* [WORK TO BE COMPLETED]:
Make an exact copy of the lines below.

* [DATA IN THIS EXERCISE]:

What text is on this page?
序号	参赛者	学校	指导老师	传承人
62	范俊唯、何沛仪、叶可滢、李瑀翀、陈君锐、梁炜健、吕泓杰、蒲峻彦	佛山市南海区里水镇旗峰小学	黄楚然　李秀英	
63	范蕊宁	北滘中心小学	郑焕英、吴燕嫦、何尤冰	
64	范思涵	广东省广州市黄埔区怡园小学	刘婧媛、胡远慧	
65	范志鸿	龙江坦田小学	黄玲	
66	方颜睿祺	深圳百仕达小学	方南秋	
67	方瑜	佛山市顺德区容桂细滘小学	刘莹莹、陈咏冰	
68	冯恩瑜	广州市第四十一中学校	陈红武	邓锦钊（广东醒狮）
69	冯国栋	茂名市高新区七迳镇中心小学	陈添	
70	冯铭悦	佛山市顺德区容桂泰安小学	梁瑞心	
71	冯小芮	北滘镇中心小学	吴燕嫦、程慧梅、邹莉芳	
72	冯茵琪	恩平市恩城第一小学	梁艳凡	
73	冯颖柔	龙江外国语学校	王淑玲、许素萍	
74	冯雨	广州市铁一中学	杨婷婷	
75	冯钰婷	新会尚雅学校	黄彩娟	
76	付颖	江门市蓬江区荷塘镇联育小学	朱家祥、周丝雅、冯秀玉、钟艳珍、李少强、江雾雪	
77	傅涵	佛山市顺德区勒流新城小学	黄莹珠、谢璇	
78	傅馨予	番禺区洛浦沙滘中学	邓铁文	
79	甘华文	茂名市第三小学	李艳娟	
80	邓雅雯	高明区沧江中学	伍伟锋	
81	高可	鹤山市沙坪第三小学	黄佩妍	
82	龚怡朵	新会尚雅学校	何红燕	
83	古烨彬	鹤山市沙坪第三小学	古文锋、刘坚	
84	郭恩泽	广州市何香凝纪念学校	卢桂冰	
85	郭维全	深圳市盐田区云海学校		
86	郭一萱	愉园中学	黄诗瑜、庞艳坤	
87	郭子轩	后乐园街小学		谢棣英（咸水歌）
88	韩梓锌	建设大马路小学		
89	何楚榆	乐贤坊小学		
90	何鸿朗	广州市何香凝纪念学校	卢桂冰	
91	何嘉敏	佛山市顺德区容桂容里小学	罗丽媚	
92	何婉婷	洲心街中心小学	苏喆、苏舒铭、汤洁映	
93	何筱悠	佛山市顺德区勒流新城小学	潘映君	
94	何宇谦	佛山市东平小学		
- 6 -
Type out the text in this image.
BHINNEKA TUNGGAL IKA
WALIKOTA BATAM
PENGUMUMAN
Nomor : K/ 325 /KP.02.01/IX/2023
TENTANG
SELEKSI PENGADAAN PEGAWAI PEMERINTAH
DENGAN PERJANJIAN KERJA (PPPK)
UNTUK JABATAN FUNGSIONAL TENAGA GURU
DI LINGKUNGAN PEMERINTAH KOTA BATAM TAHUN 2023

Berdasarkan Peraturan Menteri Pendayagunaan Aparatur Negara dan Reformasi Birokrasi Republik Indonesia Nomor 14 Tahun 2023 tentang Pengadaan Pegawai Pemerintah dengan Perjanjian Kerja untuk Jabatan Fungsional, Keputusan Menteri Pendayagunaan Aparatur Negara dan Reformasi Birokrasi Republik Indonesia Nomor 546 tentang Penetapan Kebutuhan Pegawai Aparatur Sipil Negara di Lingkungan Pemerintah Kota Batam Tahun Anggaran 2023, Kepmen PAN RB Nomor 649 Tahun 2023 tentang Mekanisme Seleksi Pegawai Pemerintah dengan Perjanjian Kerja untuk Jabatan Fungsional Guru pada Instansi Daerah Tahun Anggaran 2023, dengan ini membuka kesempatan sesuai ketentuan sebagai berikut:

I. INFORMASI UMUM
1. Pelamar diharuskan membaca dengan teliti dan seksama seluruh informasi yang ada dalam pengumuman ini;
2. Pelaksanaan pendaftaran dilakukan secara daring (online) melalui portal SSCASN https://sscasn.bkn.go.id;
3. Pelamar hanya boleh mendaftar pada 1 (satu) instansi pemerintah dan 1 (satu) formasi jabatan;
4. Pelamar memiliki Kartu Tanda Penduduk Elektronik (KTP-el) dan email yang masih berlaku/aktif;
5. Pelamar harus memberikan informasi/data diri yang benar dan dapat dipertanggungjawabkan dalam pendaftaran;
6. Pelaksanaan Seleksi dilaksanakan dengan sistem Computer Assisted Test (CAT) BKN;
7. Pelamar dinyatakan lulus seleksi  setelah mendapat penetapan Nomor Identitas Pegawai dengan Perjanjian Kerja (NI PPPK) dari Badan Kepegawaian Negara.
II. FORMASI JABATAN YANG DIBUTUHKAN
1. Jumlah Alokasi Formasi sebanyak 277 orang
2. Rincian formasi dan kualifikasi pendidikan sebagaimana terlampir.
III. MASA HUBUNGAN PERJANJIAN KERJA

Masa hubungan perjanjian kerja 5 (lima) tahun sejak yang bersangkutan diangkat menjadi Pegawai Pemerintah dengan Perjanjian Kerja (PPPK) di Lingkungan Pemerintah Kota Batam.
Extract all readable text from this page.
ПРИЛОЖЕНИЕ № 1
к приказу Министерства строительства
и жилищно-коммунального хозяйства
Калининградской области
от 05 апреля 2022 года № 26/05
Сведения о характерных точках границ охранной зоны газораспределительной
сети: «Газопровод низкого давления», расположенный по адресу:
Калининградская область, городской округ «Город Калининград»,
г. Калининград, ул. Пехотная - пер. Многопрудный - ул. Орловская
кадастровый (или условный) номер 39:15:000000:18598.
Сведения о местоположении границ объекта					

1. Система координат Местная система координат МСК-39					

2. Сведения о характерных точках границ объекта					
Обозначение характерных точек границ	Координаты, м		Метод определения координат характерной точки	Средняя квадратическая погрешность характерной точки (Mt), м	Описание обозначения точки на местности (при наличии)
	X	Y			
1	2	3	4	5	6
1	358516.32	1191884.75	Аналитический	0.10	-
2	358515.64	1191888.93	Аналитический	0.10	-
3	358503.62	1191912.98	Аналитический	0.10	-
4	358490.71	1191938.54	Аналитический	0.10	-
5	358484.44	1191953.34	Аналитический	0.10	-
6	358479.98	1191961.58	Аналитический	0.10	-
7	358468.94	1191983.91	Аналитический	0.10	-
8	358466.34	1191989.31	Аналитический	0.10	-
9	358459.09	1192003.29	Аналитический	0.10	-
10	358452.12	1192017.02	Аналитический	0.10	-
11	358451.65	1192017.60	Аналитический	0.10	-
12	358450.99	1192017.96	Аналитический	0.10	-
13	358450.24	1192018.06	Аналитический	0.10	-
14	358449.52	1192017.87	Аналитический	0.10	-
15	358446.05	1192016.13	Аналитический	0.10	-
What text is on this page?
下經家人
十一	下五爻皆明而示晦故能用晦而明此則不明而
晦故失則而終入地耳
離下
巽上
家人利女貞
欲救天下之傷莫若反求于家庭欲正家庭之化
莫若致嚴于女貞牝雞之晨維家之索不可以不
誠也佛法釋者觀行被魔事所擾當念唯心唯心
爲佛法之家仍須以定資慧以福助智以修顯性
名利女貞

* [REPLY TO THE EXERCISE]:
What text is on this page?
序号	参赛者	学校	指导老师	传承人
62	范俊唯、何沛仪、叶可滢、李瑀翀、陈君锐、梁炜健、吕泓杰、蒲峻彦	佛山市南海区里水镇旗峰小学	黄楚然　李秀英	
63	范蕊宁	北滘中心小学	郑焕英、吴燕嫦、何尤冰	
64	范思涵	广东省广州市黄埔区怡园小学	刘婧媛、胡远慧	
65	范志鸿	龙江坦田小学	黄玲	
66	方颜睿祺	深圳百仕达小学	方南秋	
67	方瑜	佛山市顺德区容桂细滘小学	刘莹莹、陈咏冰	
68	冯恩瑜	广州市第四十一中学校	陈红武	邓锦钊（广东醒狮）
69	冯国栋	茂名市高新区七迳镇中心小学	陈添	
70	冯铭悦	佛山市顺德区容桂泰安小学	梁瑞心	
71	冯小芮	北滘镇中心小学	吴燕嫦、程慧梅、邹莉芳	
72	冯茵琪	恩平市恩城第一小学	梁艳凡	
73	冯颖柔	龙江外国语学校	王淑玲、许素萍	
74	冯雨	广州市铁一中学	杨婷婷	
75	冯钰婷	新会尚雅学校	黄彩娟	
76	付颖	江门市蓬江区荷塘镇联育小学	朱家祥、周丝雅、冯秀玉、钟艳珍、李少强、江雾雪	
77	傅涵	佛山市顺德区勒流新城小学	黄莹珠、谢璇	
78	傅馨予	番禺区洛浦沙滘中学	邓铁文	
79	甘华文	茂名市第三小学	李艳娟	
80	邓雅雯	高明区沧江中学	伍伟锋	
81	高可	鹤山市沙坪第三小学	黄佩妍	
82	龚怡朵	新会尚雅学校	何红燕	
83	古烨彬	鹤山市沙坪第三小学	古文锋、刘坚	
84	郭恩泽	广州市何香凝纪念学校	卢桂冰	
85	郭维全	深圳市盐田区云海学校		
86	郭一萱	愉园中学	黄诗瑜、庞艳坤	
87	郭子轩	后乐园街小学		谢棣英（咸水歌）
88	韩梓锌	建设大马路小学		
89	何楚榆	乐贤坊小学		
90	何鸿朗	广州市何香凝纪念学校	卢桂冰	
91	何嘉敏	佛山市顺德区容桂容里小学	罗丽媚	
92	何婉婷	洲心街中心小学	苏喆、苏舒铭、汤洁映	
93	何筱悠	佛山市顺德区勒流新城小学	潘映君	
94	何宇谦	佛山市东平小学		
- 6 -
Type out the text in this image.
BHINNEKA TUNGGAL IKA
WALIKOTA BATAM
PENGUMUMAN
Nomor : K/ 325 /KP.02.01/IX/2023
TENTANG
SELEKSI PENGADAAN PEGAWAI PEMERINTAH
DENGAN PERJANJIAN KERJA (PPPK)
UNTUK JABATAN FUNGSIONAL TENAGA GURU
DI LINGKUNGAN PEMERINTAH KOTA BATAM TAHUN 2023

Berdasarkan Peraturan Menteri Pendayagunaan Aparatur Negara dan Reformasi Birokrasi Republik Indonesia Nomor 14 Tahun 2023 tentang Pengadaan Pegawai Pemerintah dengan Perjanjian Kerja untuk Jabatan Fungsional, Keputusan Menteri Pendayagunaan Aparatur Negara dan Reformasi Birokrasi Republik Indonesia Nomor 546 tentang Penetapan Kebutuhan Pegawai Aparatur Sipil Negara di Lingkungan Pemerintah Kota Batam Tahun Anggaran 2023, Kepmen PAN RB Nomor 649 Tahun 2023 tentang Mekanisme Seleksi Pegawai Pemerintah dengan Perjanjian Kerja untuk Jabatan Fungsional Guru pada Instansi Daerah Tahun Anggaran 2023, dengan ini membuka kesempatan sesuai ketentuan sebagai berikut:

I. INFORMASI UMUM
1. Pelamar diharuskan membaca dengan teliti dan seksama seluruh informasi yang ada dalam pengumuman ini;
2. Pelaksanaan pendaftaran dilakukan secara daring (online) melalui portal SSCASN https://sscasn.bkn.go.id;
3. Pelamar hanya boleh mendaftar pada 1 (satu) instansi pemerintah dan 1 (satu) formasi jabatan;
4. Pelamar memiliki Kartu Tanda Penduduk Elektronik (KTP-el) dan email yang masih berlaku/aktif;
5. Pelamar harus memberikan informasi/data diri yang benar dan dapat dipertanggungjawabkan dalam pendaftaran;
6. Pelaksanaan Seleksi dilaksanakan dengan sistem Computer Assisted Test (CAT) BKN;
7. Pelamar dinyatakan lulus seleksi  setelah mendapat penetapan Nomor Identitas Pegawai dengan Perjanjian Kerja (NI PPPK) dari Badan Kepegawaian Negara.
II. FORMASI JABATAN YANG DIBUTUHKAN
1. Jumlah Alokasi Formasi sebanyak 277 orang
2. Rincian formasi dan kualifikasi pendidikan sebagaimana terlampir.
III. MASA HUBUNGAN PERJANJIAN KERJA

Masa hubungan perjanjian kerja 5 (lima) tahun sejak yang bersangkutan diangkat menjadi Pegawai Pemerintah dengan Perjanjian Kerja (PPPK) di Lingkungan Pemerintah Kota Batam.
Extract all readable text from this page.
ПРИЛОЖЕНИЕ № 1
к приказу Министерства строительства
и жилищно-коммунального хозяйства
Калининградской области
от 05 апреля 2022 года № 26/05
Сведения о характерных точках границ охранной зоны газораспределительной
сети: «Газопровод низкого давления», расположенный по адресу:
Калининградская область, городской округ «Город Калининград»,
г. Калининград, ул. Пехотная - пер. Многопрудный - ул. Орловская
кадастровый (или условный) номер 39:15:000000:18598.
Сведения о местоположении границ объекта					

1. Система координат Местная система координат МСК-39					

2. Сведения о характерных точках границ объекта					
Обозначение характерных точек границ	Координаты, м		Метод определения координат характерной точки	Средняя квадратическая погрешность характерной точки (Mt), м	Описание обозначения точки на местности (при наличии)
	X	Y			
1	2	3	4	5	6
1	358516.32	1191884.75	Аналитический	0.10	-
2	358515.64	1191888.93	Аналитический	0.10	-
3	358503.62	1191912.98	Аналитический	0.10	-
4	358490.71	1191938.54	Аналитический	0.10	-
5	358484.44	1191953.34	Аналитический	0.10	-
6	358479.98	1191961.58	Аналитический	0.10	-
7	358468.94	1191983.91	Аналитический	0.10	-
8	358466.34	1191989.31	Аналитический	0.10	-
9	358459.09	1192003.29	Аналитический	0.10	-
10	358452.12	1192017.02	Аналитический	0.10	-
11	358451.65	1192017.60	Аналитический	0.10	-
12	358450.99	1192017.96	Аналитический	0.10	-
13	358450.24	1192018.06	Аналитический	0.10	-
14	358449.52	1192017.87	Аналитический	0.10	-
15	358446.05	1192016.13	Аналитический	0.10	-
What text is on this page?
下經家人
十一	下五爻皆明而示晦故能用晦而明此則不明而
晦故失則而終入地耳
離下
巽上
家人利女貞
欲救天下之傷莫若反求于家庭欲正家庭之化
莫若致嚴于女貞牝雞之晨維家之索不可以不
誠也佛法釋者觀行被魔事所擾當念唯心唯心
爲佛法之家仍須以定資慧以福助智以修顯性
名利女貞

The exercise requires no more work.